═════ Information provided ═════
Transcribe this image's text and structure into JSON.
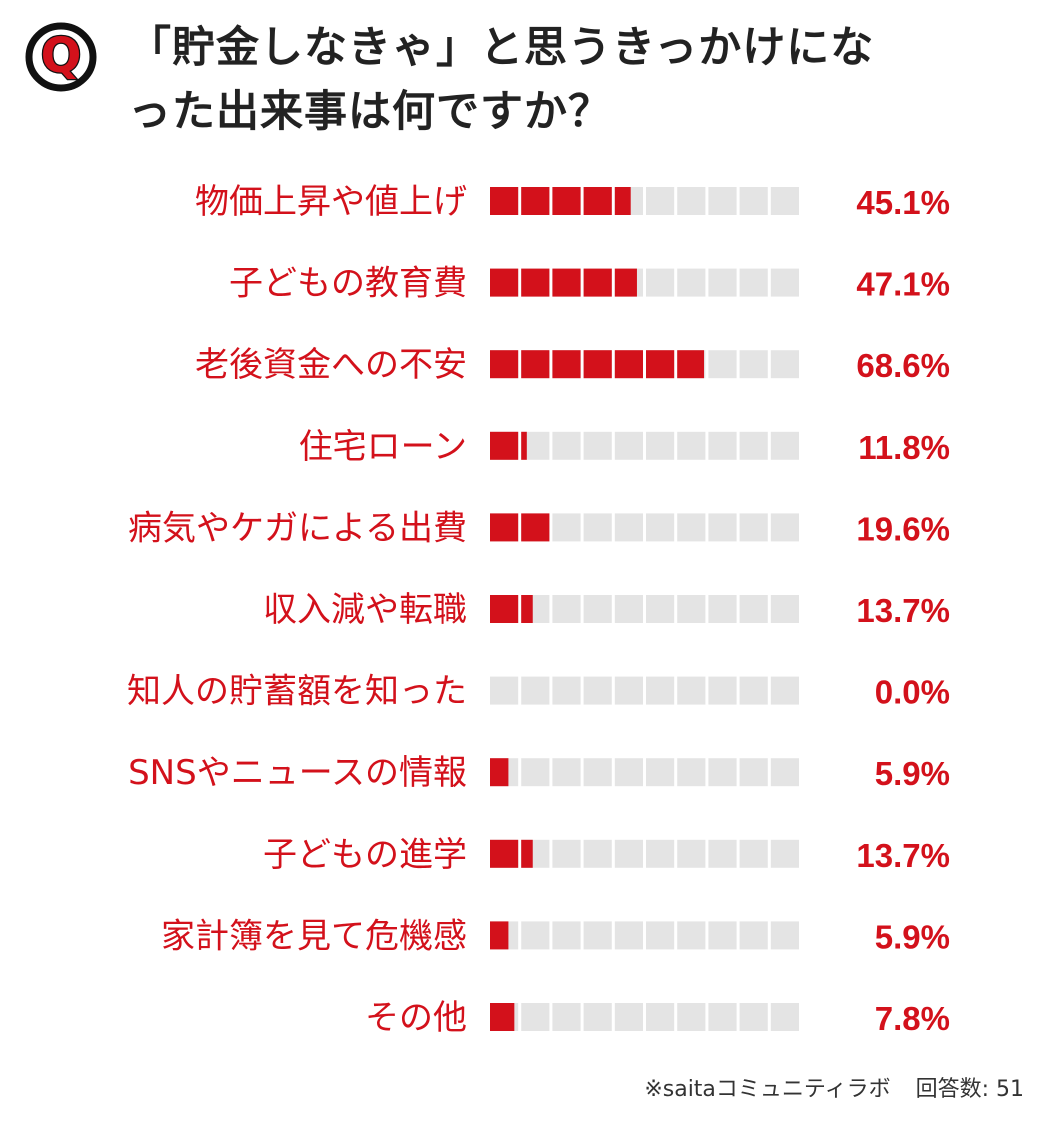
{
  "title": {
    "badge": "Q",
    "line1": "「貯金しなきゃ」と思うきっかけにな",
    "line2": "った出来事は何ですか？"
  },
  "colors": {
    "accent": "#d3111b",
    "track": "#e4e4e4",
    "title": "#222222"
  },
  "chart_data": {
    "type": "bar",
    "orientation": "horizontal",
    "segments": 10,
    "xlim": [
      0,
      100
    ],
    "unit": "%",
    "categories": [
      "物価上昇や値上げ",
      "子どもの教育費",
      "老後資金への不安",
      "住宅ローン",
      "病気やケガによる出費",
      "収入減や転職",
      "知人の貯蓄額を知った",
      "SNSやニュースの情報",
      "子どもの進学",
      "家計簿を見て危機感",
      "その他"
    ],
    "values": [
      45.1,
      47.1,
      68.6,
      11.8,
      19.6,
      13.7,
      0.0,
      5.9,
      13.7,
      5.9,
      7.8
    ],
    "value_labels": [
      "45.1%",
      "47.1%",
      "68.6%",
      "11.8%",
      "19.6%",
      "13.7%",
      "0.0%",
      "5.9%",
      "13.7%",
      "5.9%",
      "7.8%"
    ]
  },
  "footer": {
    "source": "※saitaコミュニティラボ",
    "respondents": "回答数: 51"
  }
}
═════
The task: Make an exact copy of the records above, with the pictures left out.

Solution below:
Transcribe this image's text and structure into JSON.
{
  "title": {
    "badge": "Q",
    "line1": "「貯金しなきゃ」と思うきっかけにな",
    "line2": "った出来事は何ですか？"
  },
  "colors": {
    "accent": "#d3111b",
    "track": "#e4e4e4",
    "title": "#222222"
  },
  "chart_data": {
    "type": "bar",
    "orientation": "horizontal",
    "segments": 10,
    "xlim": [
      0,
      100
    ],
    "unit": "%",
    "categories": [
      "物価上昇や値上げ",
      "子どもの教育費",
      "老後資金への不安",
      "住宅ローン",
      "病気やケガによる出費",
      "収入減や転職",
      "知人の貯蓄額を知った",
      "SNSやニュースの情報",
      "子どもの進学",
      "家計簿を見て危機感",
      "その他"
    ],
    "values": [
      45.1,
      47.1,
      68.6,
      11.8,
      19.6,
      13.7,
      0.0,
      5.9,
      13.7,
      5.9,
      7.8
    ],
    "value_labels": [
      "45.1%",
      "47.1%",
      "68.6%",
      "11.8%",
      "19.6%",
      "13.7%",
      "0.0%",
      "5.9%",
      "13.7%",
      "5.9%",
      "7.8%"
    ]
  },
  "footer": {
    "source": "※saitaコミュニティラボ",
    "respondents": "回答数: 51"
  }
}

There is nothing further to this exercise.